#### [Problem description]
Only the pictures are to be left out; set down the rest of the records exactly.

Source data:

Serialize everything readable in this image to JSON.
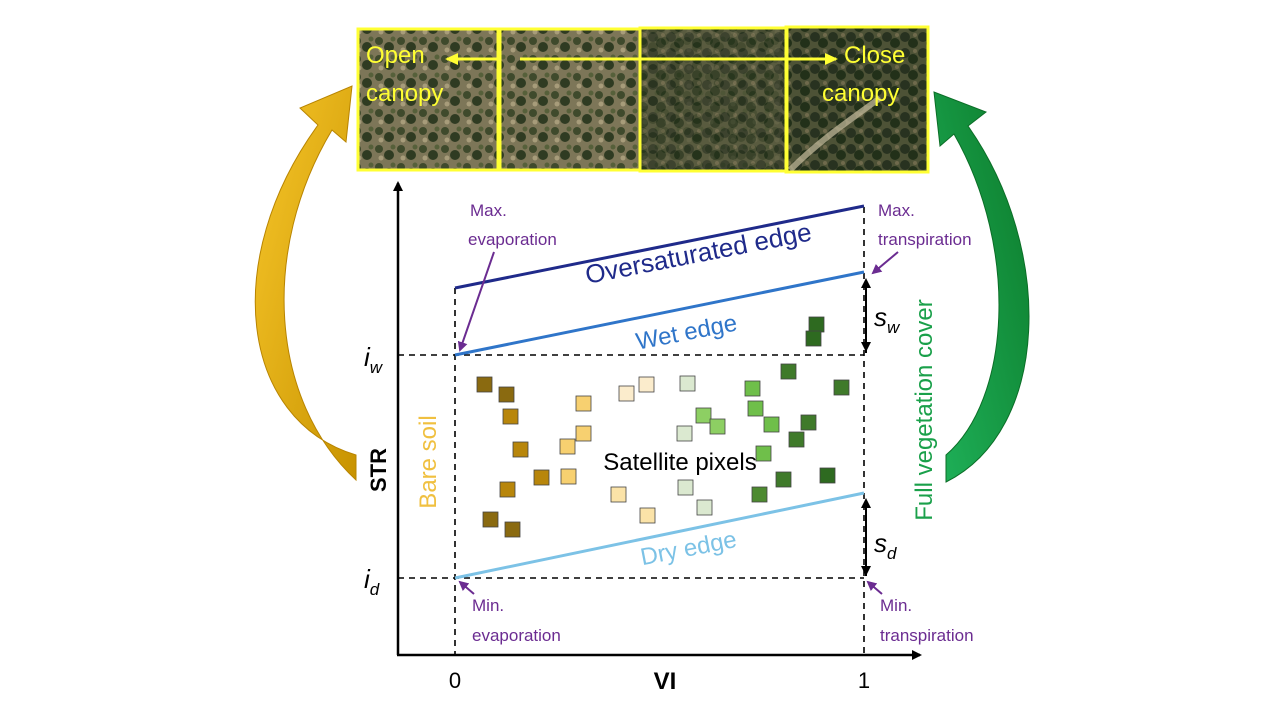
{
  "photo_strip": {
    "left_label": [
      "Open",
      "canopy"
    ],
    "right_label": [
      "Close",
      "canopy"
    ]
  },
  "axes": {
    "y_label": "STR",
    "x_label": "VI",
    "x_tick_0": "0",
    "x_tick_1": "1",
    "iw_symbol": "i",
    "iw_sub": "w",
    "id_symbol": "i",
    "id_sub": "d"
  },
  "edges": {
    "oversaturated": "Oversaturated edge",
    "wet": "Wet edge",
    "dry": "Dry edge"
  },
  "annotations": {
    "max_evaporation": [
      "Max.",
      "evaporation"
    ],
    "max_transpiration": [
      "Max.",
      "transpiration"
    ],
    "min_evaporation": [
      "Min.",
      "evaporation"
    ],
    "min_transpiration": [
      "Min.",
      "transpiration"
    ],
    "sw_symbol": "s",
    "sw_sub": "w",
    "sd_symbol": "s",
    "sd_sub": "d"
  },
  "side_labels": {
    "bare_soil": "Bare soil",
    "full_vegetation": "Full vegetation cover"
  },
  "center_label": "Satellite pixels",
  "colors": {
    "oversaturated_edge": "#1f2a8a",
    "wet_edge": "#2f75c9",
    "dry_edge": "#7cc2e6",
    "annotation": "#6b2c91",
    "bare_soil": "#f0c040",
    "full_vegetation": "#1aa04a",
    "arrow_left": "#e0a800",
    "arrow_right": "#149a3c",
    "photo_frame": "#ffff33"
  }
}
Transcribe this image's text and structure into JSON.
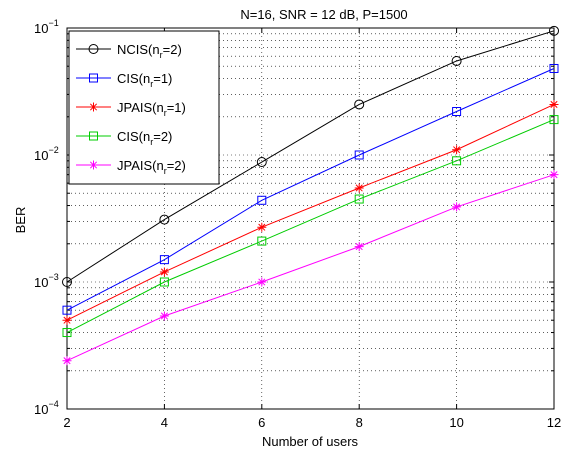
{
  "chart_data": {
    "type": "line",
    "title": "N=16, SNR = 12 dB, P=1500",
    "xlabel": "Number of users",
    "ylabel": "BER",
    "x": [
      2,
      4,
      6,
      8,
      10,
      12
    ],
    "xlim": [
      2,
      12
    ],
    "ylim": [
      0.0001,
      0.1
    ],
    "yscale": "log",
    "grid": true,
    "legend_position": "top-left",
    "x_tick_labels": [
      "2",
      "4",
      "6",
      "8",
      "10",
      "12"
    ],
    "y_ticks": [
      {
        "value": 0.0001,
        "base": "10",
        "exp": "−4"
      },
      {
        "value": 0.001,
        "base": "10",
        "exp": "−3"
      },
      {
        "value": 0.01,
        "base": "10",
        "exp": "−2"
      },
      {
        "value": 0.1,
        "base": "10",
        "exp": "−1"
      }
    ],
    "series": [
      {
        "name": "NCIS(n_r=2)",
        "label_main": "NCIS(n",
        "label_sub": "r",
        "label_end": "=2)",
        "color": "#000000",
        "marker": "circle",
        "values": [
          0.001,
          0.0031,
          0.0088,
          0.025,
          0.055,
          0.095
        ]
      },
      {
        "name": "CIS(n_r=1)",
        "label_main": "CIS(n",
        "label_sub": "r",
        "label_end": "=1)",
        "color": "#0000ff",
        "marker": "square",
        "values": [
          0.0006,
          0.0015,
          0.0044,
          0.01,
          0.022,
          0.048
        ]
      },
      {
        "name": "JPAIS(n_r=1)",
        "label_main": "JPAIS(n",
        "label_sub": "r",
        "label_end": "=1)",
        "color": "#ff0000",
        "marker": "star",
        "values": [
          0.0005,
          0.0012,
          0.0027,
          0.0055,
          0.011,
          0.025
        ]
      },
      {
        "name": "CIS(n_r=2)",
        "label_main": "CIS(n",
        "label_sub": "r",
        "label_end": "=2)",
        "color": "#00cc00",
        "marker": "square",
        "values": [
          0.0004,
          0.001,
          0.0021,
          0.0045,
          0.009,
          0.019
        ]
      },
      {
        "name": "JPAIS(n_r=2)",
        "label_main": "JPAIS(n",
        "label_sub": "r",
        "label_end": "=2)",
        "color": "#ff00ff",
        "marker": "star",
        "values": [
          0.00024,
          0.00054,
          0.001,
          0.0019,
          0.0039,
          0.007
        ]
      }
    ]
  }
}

#### [Response to this exercise]
Serialize everything readable in this image to JSON.
{
  "photo_strip": {
    "left_label": [
      "Open",
      "canopy"
    ],
    "right_label": [
      "Close",
      "canopy"
    ]
  },
  "axes": {
    "y_label": "STR",
    "x_label": "VI",
    "x_tick_0": "0",
    "x_tick_1": "1",
    "iw_symbol": "i",
    "iw_sub": "w",
    "id_symbol": "i",
    "id_sub": "d"
  },
  "edges": {
    "oversaturated": "Oversaturated edge",
    "wet": "Wet edge",
    "dry": "Dry edge"
  },
  "annotations": {
    "max_evaporation": [
      "Max.",
      "evaporation"
    ],
    "max_transpiration": [
      "Max.",
      "transpiration"
    ],
    "min_evaporation": [
      "Min.",
      "evaporation"
    ],
    "min_transpiration": [
      "Min.",
      "transpiration"
    ],
    "sw_symbol": "s",
    "sw_sub": "w",
    "sd_symbol": "s",
    "sd_sub": "d"
  },
  "side_labels": {
    "bare_soil": "Bare soil",
    "full_vegetation": "Full vegetation cover"
  },
  "center_label": "Satellite pixels",
  "colors": {
    "oversaturated_edge": "#1f2a8a",
    "wet_edge": "#2f75c9",
    "dry_edge": "#7cc2e6",
    "annotation": "#6b2c91",
    "bare_soil": "#f0c040",
    "full_vegetation": "#1aa04a",
    "arrow_left": "#e0a800",
    "arrow_right": "#149a3c",
    "photo_frame": "#ffff33"
  }
}
Transcribe this image's text and structure into JSON.
{
  "chart_data": {
    "type": "line",
    "title": "N=16, SNR = 12 dB, P=1500",
    "xlabel": "Number of users",
    "ylabel": "BER",
    "x": [
      2,
      4,
      6,
      8,
      10,
      12
    ],
    "xlim": [
      2,
      12
    ],
    "ylim": [
      0.0001,
      0.1
    ],
    "yscale": "log",
    "grid": true,
    "legend_position": "top-left",
    "x_tick_labels": [
      "2",
      "4",
      "6",
      "8",
      "10",
      "12"
    ],
    "y_ticks": [
      {
        "value": 0.0001,
        "base": "10",
        "exp": "−4"
      },
      {
        "value": 0.001,
        "base": "10",
        "exp": "−3"
      },
      {
        "value": 0.01,
        "base": "10",
        "exp": "−2"
      },
      {
        "value": 0.1,
        "base": "10",
        "exp": "−1"
      }
    ],
    "series": [
      {
        "name": "NCIS(n_r=2)",
        "label_main": "NCIS(n",
        "label_sub": "r",
        "label_end": "=2)",
        "color": "#000000",
        "marker": "circle",
        "values": [
          0.001,
          0.0031,
          0.0088,
          0.025,
          0.055,
          0.095
        ]
      },
      {
        "name": "CIS(n_r=1)",
        "label_main": "CIS(n",
        "label_sub": "r",
        "label_end": "=1)",
        "color": "#0000ff",
        "marker": "square",
        "values": [
          0.0006,
          0.0015,
          0.0044,
          0.01,
          0.022,
          0.048
        ]
      },
      {
        "name": "JPAIS(n_r=1)",
        "label_main": "JPAIS(n",
        "label_sub": "r",
        "label_end": "=1)",
        "color": "#ff0000",
        "marker": "star",
        "values": [
          0.0005,
          0.0012,
          0.0027,
          0.0055,
          0.011,
          0.025
        ]
      },
      {
        "name": "CIS(n_r=2)",
        "label_main": "CIS(n",
        "label_sub": "r",
        "label_end": "=2)",
        "color": "#00cc00",
        "marker": "square",
        "values": [
          0.0004,
          0.001,
          0.0021,
          0.0045,
          0.009,
          0.019
        ]
      },
      {
        "name": "JPAIS(n_r=2)",
        "label_main": "JPAIS(n",
        "label_sub": "r",
        "label_end": "=2)",
        "color": "#ff00ff",
        "marker": "star",
        "values": [
          0.00024,
          0.00054,
          0.001,
          0.0019,
          0.0039,
          0.007
        ]
      }
    ]
  }
}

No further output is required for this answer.